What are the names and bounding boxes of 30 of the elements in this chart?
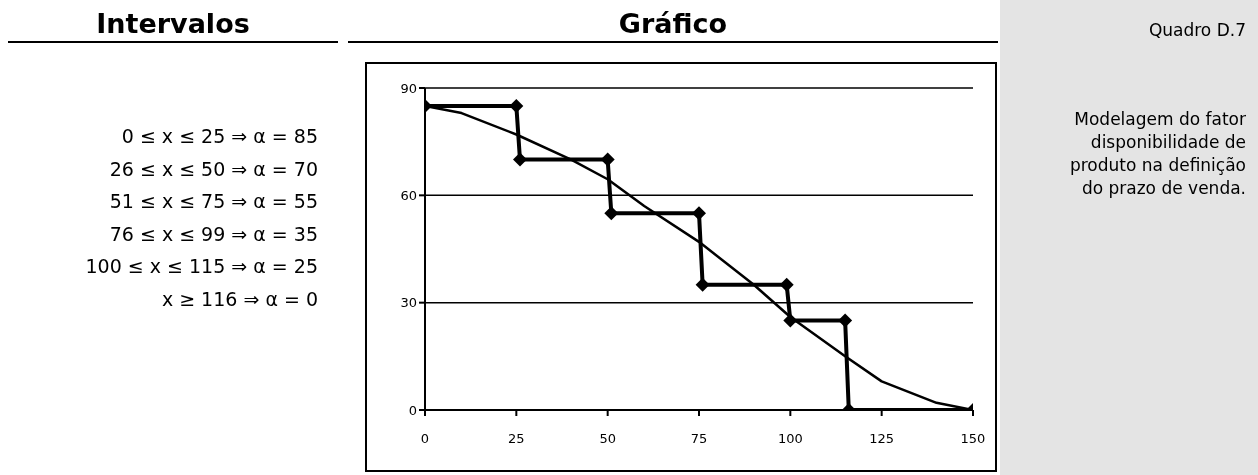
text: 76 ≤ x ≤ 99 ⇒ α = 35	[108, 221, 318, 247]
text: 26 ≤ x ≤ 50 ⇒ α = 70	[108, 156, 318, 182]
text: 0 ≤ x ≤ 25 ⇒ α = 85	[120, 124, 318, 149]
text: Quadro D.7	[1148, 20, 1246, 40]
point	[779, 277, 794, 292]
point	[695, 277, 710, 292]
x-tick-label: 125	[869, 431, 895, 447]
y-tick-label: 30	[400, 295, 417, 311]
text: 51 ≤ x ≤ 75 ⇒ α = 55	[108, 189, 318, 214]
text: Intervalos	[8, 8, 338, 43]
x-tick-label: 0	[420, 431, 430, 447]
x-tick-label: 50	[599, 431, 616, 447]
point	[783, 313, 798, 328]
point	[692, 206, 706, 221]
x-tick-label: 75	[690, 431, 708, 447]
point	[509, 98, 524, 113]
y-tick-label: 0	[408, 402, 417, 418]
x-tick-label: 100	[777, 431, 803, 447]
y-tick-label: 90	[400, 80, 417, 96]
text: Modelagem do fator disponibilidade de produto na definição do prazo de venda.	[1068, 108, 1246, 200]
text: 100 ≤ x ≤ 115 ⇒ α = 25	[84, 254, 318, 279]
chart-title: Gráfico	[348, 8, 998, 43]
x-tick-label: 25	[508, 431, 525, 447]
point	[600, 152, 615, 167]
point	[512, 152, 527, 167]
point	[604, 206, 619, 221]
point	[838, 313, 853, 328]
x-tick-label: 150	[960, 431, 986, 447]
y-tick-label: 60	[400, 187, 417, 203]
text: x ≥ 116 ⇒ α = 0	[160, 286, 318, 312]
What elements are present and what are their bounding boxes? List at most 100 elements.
--------------------------------------------------
* [Work to be completed]:
Write out all of the items above line for line, with no changes, but leave the pictures out.

* [Output for this task]:
What are the names and bounding boxes of 30 of the elements in this chart?
text: 76 ≤ x ≤ 99 ⇒ α = 35	[108, 221, 318, 247]
text: 26 ≤ x ≤ 50 ⇒ α = 70	[108, 156, 318, 182]
text: 0 ≤ x ≤ 25 ⇒ α = 85	[120, 124, 318, 149]
text: Quadro D.7	[1148, 20, 1246, 40]
point	[779, 277, 794, 292]
point	[695, 277, 710, 292]
x-tick-label: 125	[869, 431, 895, 447]
y-tick-label: 30	[400, 295, 417, 311]
text: 51 ≤ x ≤ 75 ⇒ α = 55	[108, 189, 318, 214]
text: Intervalos	[8, 8, 338, 43]
x-tick-label: 0	[420, 431, 430, 447]
x-tick-label: 50	[599, 431, 616, 447]
point	[783, 313, 798, 328]
point	[692, 206, 706, 221]
x-tick-label: 75	[690, 431, 708, 447]
point	[509, 98, 524, 113]
y-tick-label: 0	[408, 402, 417, 418]
x-tick-label: 100	[777, 431, 803, 447]
y-tick-label: 90	[400, 80, 417, 96]
text: Modelagem do fator disponibilidade de produto na definição do prazo de venda.	[1068, 108, 1246, 200]
text: 100 ≤ x ≤ 115 ⇒ α = 25	[84, 254, 318, 279]
chart-title: Gráfico	[348, 8, 998, 43]
x-tick-label: 25	[508, 431, 525, 447]
point	[600, 152, 615, 167]
point	[512, 152, 527, 167]
point	[604, 206, 619, 221]
point	[838, 313, 853, 328]
x-tick-label: 150	[960, 431, 986, 447]
y-tick-label: 60	[400, 187, 417, 203]
text: x ≥ 116 ⇒ α = 0	[160, 286, 318, 312]
What elements are present and what are their bounding boxes? List at most 100 elements.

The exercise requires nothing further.